### Your objective
Go through the listing and pick out each line with the word "питьевая" in it.

### Excerpted records
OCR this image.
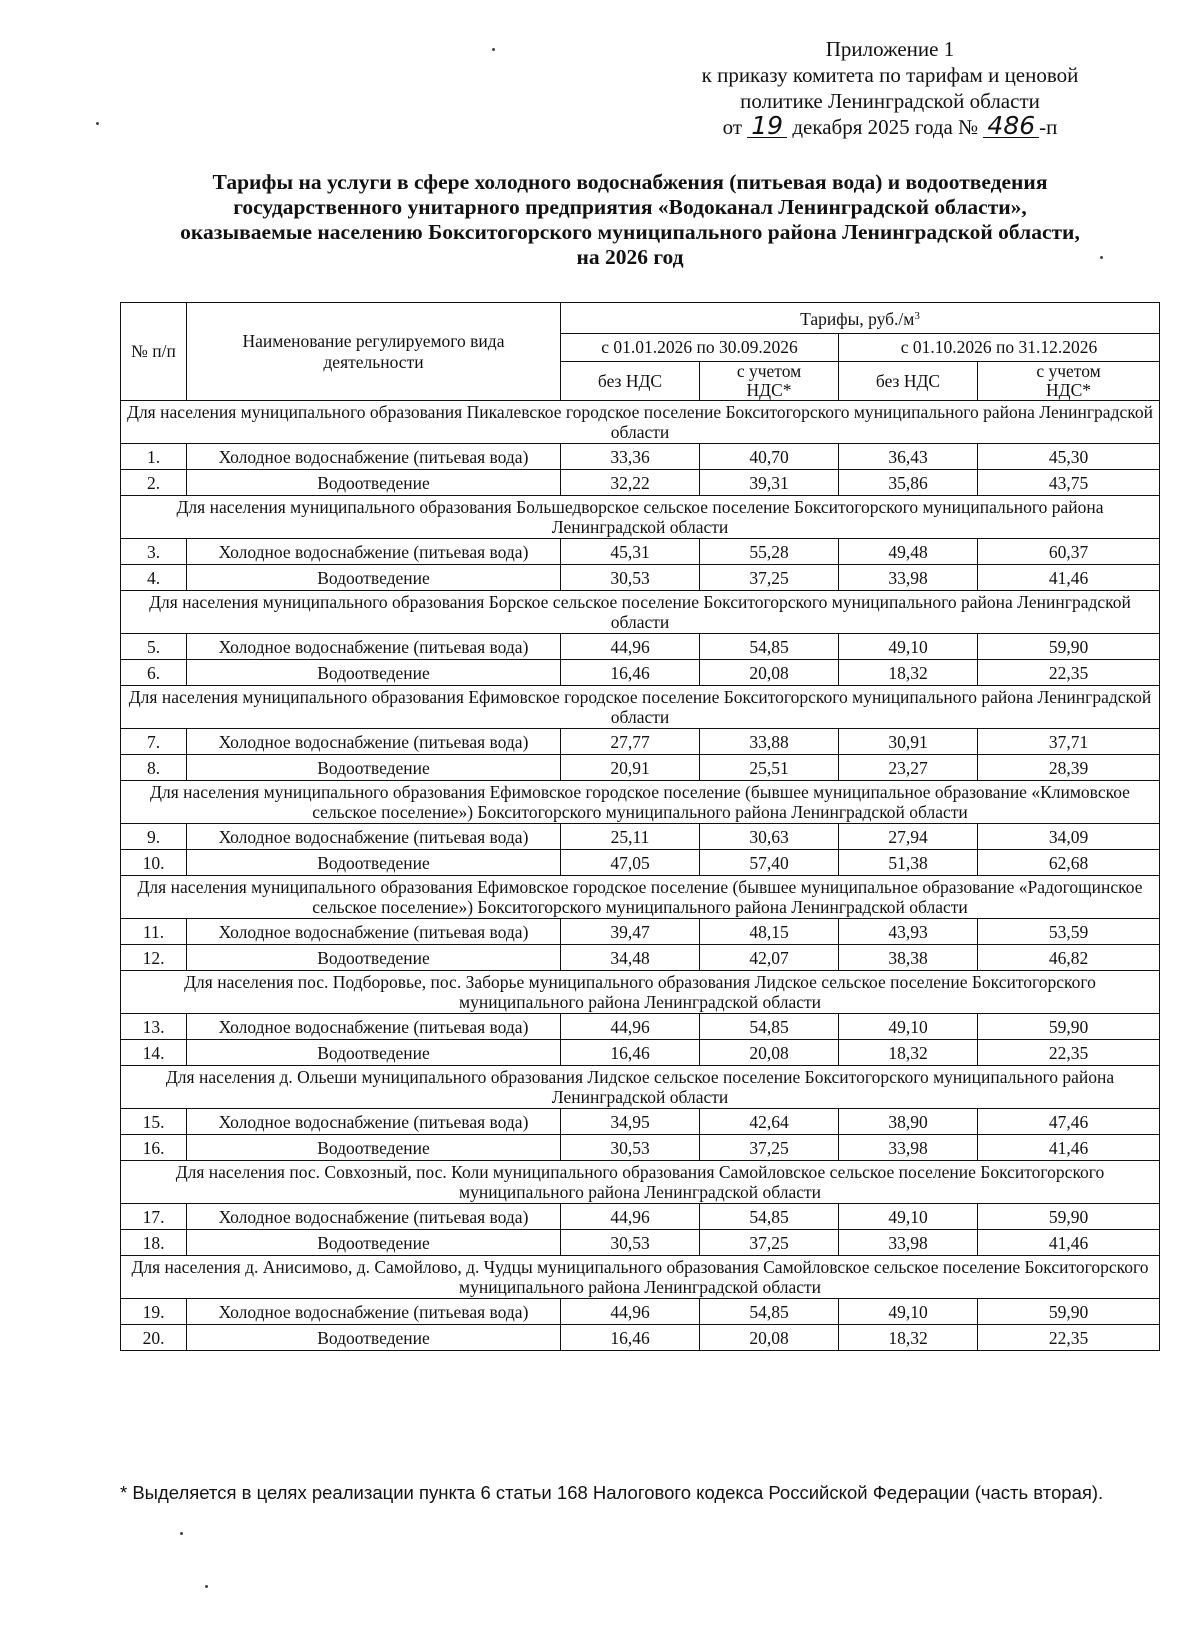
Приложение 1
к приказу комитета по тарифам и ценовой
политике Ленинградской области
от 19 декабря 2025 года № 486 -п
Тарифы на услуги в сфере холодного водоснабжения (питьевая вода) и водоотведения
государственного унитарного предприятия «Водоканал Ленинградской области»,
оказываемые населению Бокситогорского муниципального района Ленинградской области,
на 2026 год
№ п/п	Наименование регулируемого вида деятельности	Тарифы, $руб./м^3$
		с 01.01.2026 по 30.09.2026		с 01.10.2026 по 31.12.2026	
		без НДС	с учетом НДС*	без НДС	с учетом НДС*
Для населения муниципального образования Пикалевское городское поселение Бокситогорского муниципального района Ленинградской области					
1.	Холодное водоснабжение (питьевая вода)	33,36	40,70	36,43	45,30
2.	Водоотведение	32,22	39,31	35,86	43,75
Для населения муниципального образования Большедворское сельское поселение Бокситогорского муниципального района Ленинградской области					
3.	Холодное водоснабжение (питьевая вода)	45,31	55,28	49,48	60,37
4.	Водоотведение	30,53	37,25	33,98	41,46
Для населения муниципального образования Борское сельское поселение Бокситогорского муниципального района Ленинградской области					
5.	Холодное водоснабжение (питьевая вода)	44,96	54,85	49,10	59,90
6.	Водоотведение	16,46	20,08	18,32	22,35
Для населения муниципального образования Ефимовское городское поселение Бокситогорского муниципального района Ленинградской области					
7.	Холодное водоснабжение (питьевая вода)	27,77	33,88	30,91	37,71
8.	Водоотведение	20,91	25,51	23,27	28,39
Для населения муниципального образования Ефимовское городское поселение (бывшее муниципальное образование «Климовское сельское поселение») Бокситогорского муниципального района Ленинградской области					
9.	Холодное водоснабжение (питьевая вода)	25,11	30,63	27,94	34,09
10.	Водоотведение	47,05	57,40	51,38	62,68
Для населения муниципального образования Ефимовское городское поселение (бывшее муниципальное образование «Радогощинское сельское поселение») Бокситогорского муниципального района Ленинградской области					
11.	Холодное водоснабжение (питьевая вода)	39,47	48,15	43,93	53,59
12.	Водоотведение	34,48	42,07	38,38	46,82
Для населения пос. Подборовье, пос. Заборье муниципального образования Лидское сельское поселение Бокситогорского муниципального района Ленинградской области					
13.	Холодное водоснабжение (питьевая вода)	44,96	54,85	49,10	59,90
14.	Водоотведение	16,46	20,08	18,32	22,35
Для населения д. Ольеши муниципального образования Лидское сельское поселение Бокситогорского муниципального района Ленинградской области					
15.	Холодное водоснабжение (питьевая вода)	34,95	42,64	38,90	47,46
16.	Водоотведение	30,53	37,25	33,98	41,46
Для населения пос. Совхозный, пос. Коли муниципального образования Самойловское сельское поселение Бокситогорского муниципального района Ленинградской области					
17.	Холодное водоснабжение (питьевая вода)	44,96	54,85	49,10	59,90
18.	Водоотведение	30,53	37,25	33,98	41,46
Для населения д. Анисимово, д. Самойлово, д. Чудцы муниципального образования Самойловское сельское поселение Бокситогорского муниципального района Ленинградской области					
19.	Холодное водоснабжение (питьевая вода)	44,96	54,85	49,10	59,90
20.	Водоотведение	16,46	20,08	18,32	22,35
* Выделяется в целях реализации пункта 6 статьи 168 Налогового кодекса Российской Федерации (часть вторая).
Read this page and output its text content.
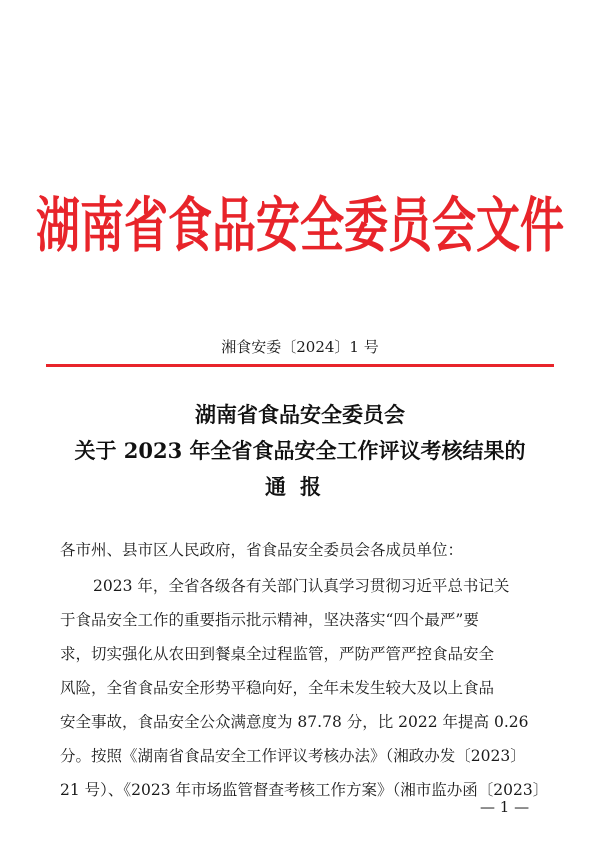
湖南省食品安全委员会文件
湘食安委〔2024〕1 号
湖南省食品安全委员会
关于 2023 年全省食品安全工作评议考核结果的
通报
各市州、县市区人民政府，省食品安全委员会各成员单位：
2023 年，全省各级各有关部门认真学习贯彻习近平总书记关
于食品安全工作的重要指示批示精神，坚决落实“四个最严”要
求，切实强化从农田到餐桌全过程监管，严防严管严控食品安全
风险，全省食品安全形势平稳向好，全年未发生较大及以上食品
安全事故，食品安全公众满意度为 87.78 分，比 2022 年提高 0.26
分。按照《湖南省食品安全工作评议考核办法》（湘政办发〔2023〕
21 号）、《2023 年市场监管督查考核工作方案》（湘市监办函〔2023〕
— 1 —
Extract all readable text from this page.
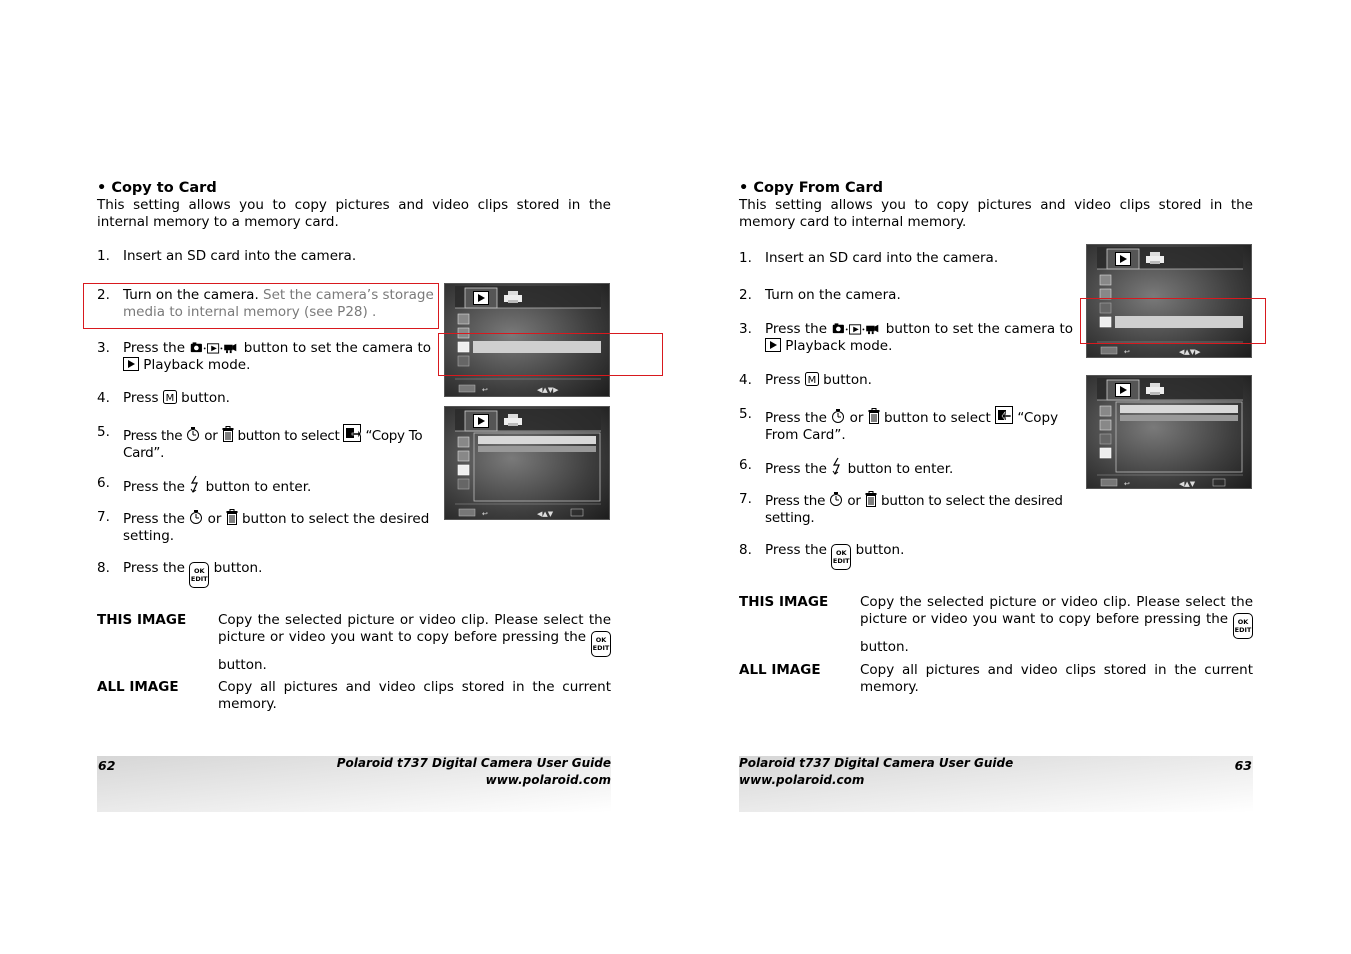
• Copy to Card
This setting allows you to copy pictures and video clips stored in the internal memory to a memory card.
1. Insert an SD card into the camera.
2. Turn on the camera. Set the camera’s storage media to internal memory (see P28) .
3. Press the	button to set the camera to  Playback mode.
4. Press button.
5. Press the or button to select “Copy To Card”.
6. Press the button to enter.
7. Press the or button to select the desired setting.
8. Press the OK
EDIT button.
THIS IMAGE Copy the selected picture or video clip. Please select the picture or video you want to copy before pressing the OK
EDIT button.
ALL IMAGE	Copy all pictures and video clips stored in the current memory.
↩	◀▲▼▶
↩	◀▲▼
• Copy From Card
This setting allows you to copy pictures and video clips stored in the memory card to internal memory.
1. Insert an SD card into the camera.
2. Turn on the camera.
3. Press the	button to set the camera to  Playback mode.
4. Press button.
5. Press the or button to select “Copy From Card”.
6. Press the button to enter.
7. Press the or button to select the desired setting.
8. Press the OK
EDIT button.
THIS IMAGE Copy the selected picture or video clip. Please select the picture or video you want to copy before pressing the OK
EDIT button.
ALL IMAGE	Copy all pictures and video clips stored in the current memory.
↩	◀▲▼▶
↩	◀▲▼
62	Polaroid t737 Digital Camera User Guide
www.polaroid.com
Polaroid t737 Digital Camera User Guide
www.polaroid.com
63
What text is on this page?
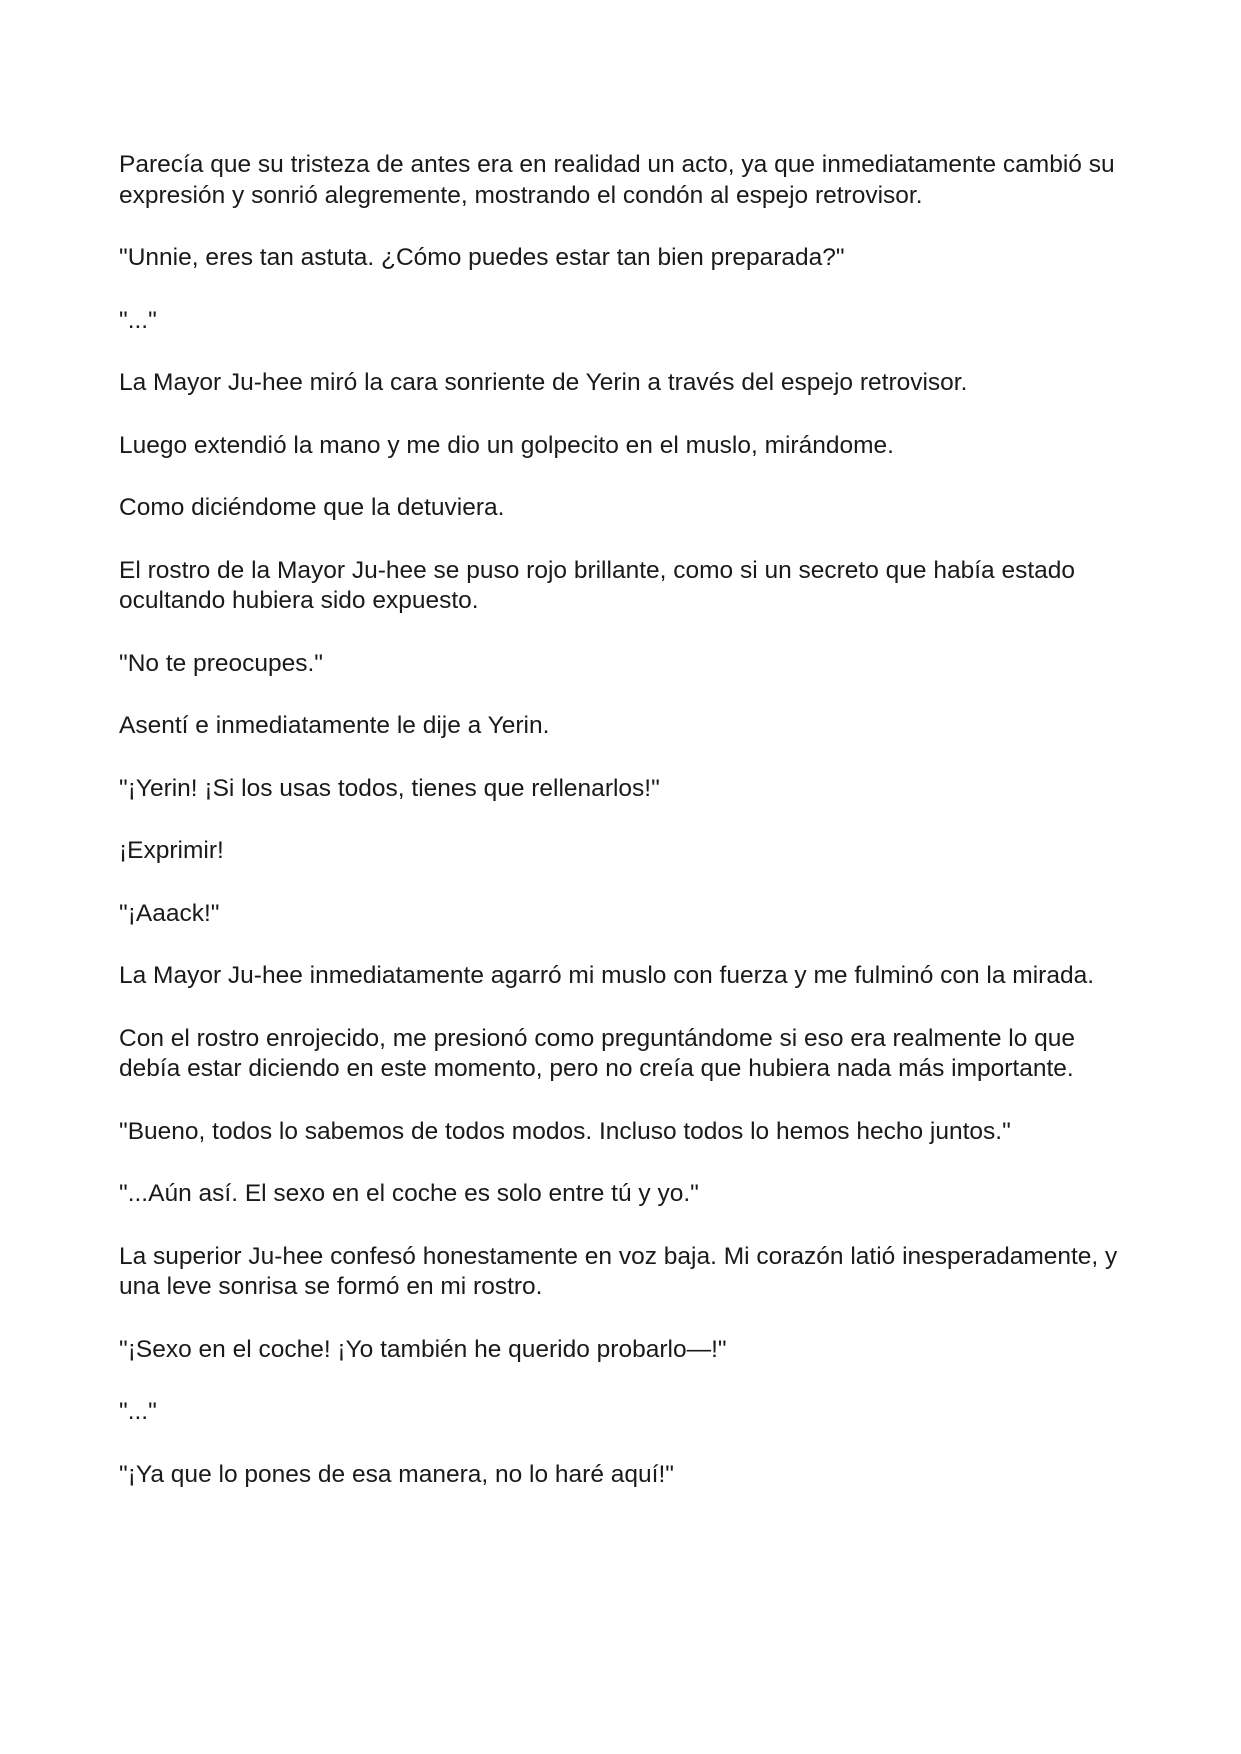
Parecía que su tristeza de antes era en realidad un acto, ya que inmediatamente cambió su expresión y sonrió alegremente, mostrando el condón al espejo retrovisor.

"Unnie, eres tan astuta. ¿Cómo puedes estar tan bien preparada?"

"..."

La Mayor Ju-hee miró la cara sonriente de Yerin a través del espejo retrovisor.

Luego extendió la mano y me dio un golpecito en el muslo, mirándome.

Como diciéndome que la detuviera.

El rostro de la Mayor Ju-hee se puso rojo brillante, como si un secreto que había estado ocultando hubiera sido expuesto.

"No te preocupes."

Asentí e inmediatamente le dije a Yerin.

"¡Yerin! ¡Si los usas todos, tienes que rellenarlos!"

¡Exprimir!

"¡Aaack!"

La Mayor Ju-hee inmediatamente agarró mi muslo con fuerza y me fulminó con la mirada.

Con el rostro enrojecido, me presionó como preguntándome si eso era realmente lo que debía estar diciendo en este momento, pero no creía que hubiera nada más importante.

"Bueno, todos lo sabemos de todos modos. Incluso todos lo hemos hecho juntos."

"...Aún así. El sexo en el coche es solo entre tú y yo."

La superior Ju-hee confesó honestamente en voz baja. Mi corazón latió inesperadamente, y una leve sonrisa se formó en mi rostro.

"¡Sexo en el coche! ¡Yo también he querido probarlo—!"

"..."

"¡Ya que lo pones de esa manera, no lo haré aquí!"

### Exercise answer
Тарифы на услуги в сфере холодного водоснабжения (питьевая вода) и водоотведения
1.	Холодное водоснабжение (питьевая вода)	33,36	40,70	36,43	45,30
3.	Холодное водоснабжение (питьевая вода)	45,31	55,28	49,48	60,37
5.	Холодное водоснабжение (питьевая вода)	44,96	54,85	49,10	59,90
7.	Холодное водоснабжение (питьевая вода)	27,77	33,88	30,91	37,71
9.	Холодное водоснабжение (питьевая вода)	25,11	30,63	27,94	34,09
11.	Холодное водоснабжение (питьевая вода)	39,47	48,15	43,93	53,59
13.	Холодное водоснабжение (питьевая вода)	44,96	54,85	49,10	59,90
15.	Холодное водоснабжение (питьевая вода)	34,95	42,64	38,90	47,46
17.	Холодное водоснабжение (питьевая вода)	44,96	54,85	49,10	59,90
19.	Холодное водоснабжение (питьевая вода)	44,96	54,85	49,10	59,90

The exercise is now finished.